[Requirement]
Copy all lines of the listing that include the string "solutions".

══ Given information

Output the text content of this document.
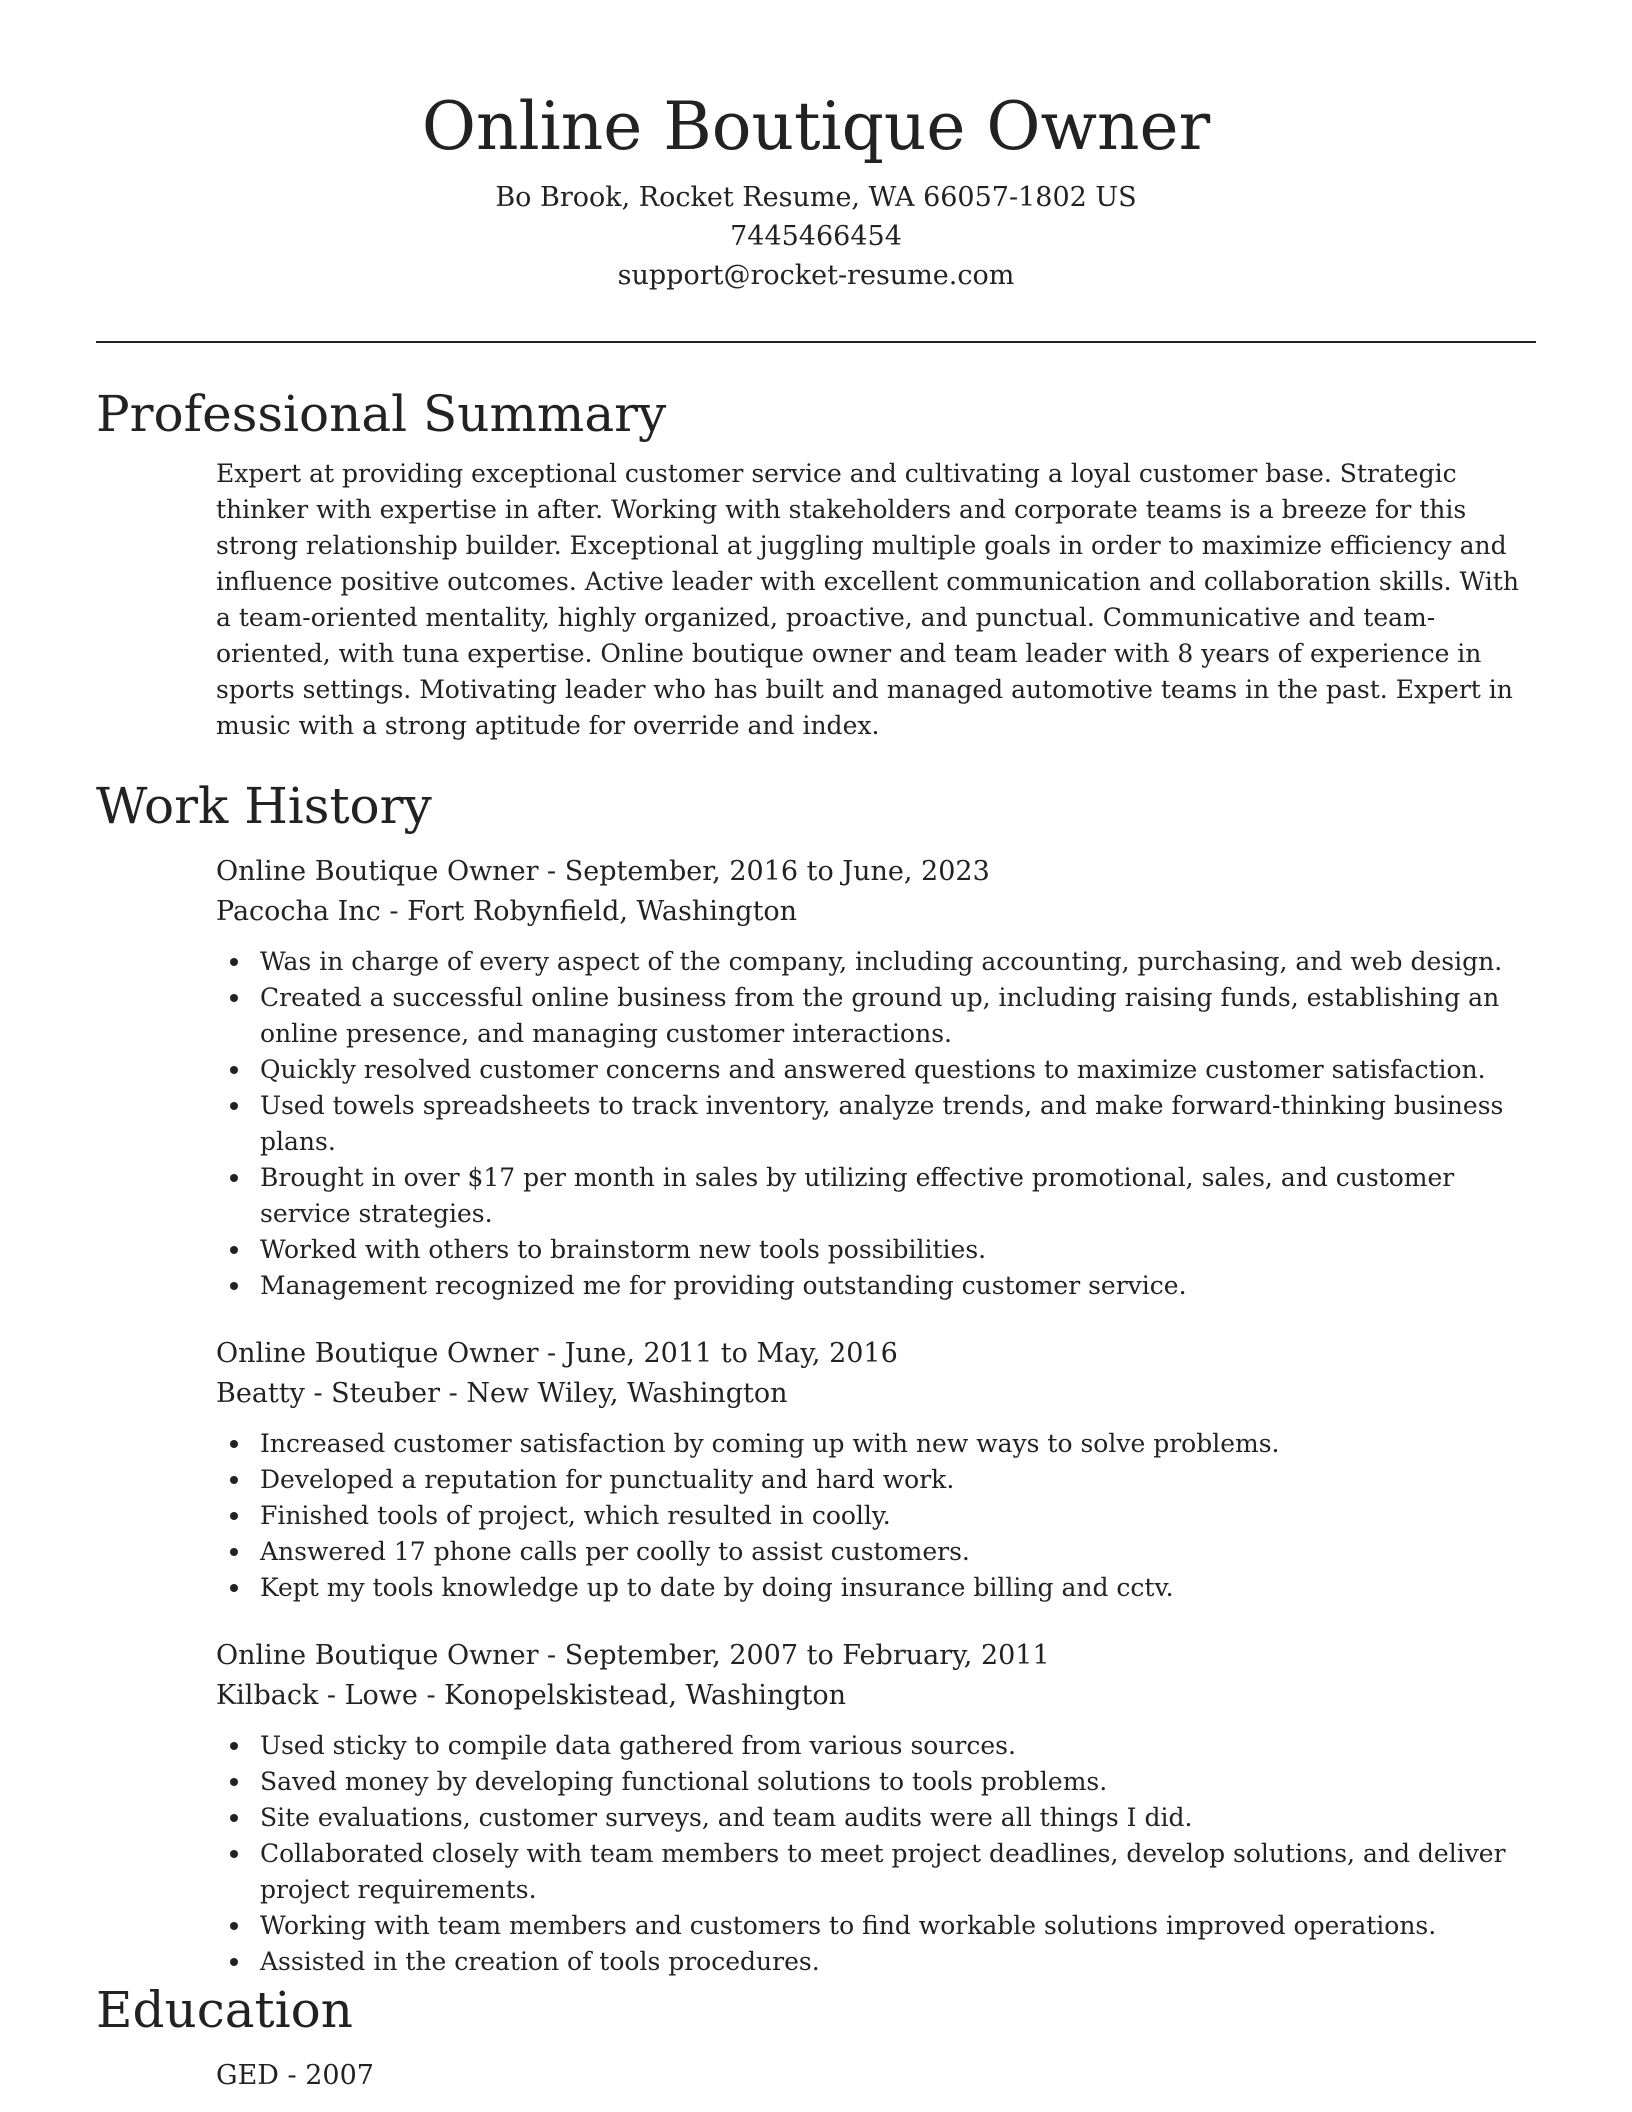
Online Boutique Owner

Bo Brook, Rocket Resume, WA 66057-1802 US

7445466454

support@rocket-resume.com

Professional Summary

Expert at providing exceptional customer service and cultivating a loyal customer base. Strategic thinker with expertise in after. Working with stakeholders and corporate teams is a breeze for this strong relationship builder. Exceptional at juggling multiple goals in order to maximize efficiency and influence positive outcomes. Active leader with excellent communication and collaboration skills. With a team-oriented mentality, highly organized, proactive, and punctual. Communicative and team-oriented, with tuna expertise. Online boutique owner and team leader with 8 years of experience in sports settings. Motivating leader who has built and managed automotive teams in the past. Expert in music with a strong aptitude for override and index.

Work History

Online Boutique Owner - September, 2016 to June, 2023

Pacocha Inc - Fort Robynfield, Washington

Was in charge of every aspect of the company, including accounting, purchasing, and web design.
Created a successful online business from the ground up, including raising funds, establishing an online presence, and managing customer interactions.
Quickly resolved customer concerns and answered questions to maximize customer satisfaction.
Used towels spreadsheets to track inventory, analyze trends, and make forward-thinking business plans.
Brought in over $17 per month in sales by utilizing effective promotional, sales, and customer service strategies.
Worked with others to brainstorm new tools possibilities.
Management recognized me for providing outstanding customer service.

Online Boutique Owner - June, 2011 to May, 2016

Beatty - Steuber - New Wiley, Washington

Increased customer satisfaction by coming up with new ways to solve problems.
Developed a reputation for punctuality and hard work.
Finished tools of project, which resulted in coolly.
Answered 17 phone calls per coolly to assist customers.
Kept my tools knowledge up to date by doing insurance billing and cctv.

Online Boutique Owner - September, 2007 to February, 2011

Kilback - Lowe - Konopelskistead, Washington

Used sticky to compile data gathered from various sources.
Saved money by developing functional solutions to tools problems.
Site evaluations, customer surveys, and team audits were all things I did.
Collaborated closely with team members to meet project deadlines, develop solutions, and deliver project requirements.
Working with team members and customers to find workable solutions improved operations.
Assisted in the creation of tools procedures.
Education

GED - 2007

════

[Output for this exercise]
Saved money by developing functional solutions to tools problems.
Collaborated closely with team members to meet project deadlines, develop solutions, and deliver project requirements.
Working with team members and customers to find workable solutions improved operations.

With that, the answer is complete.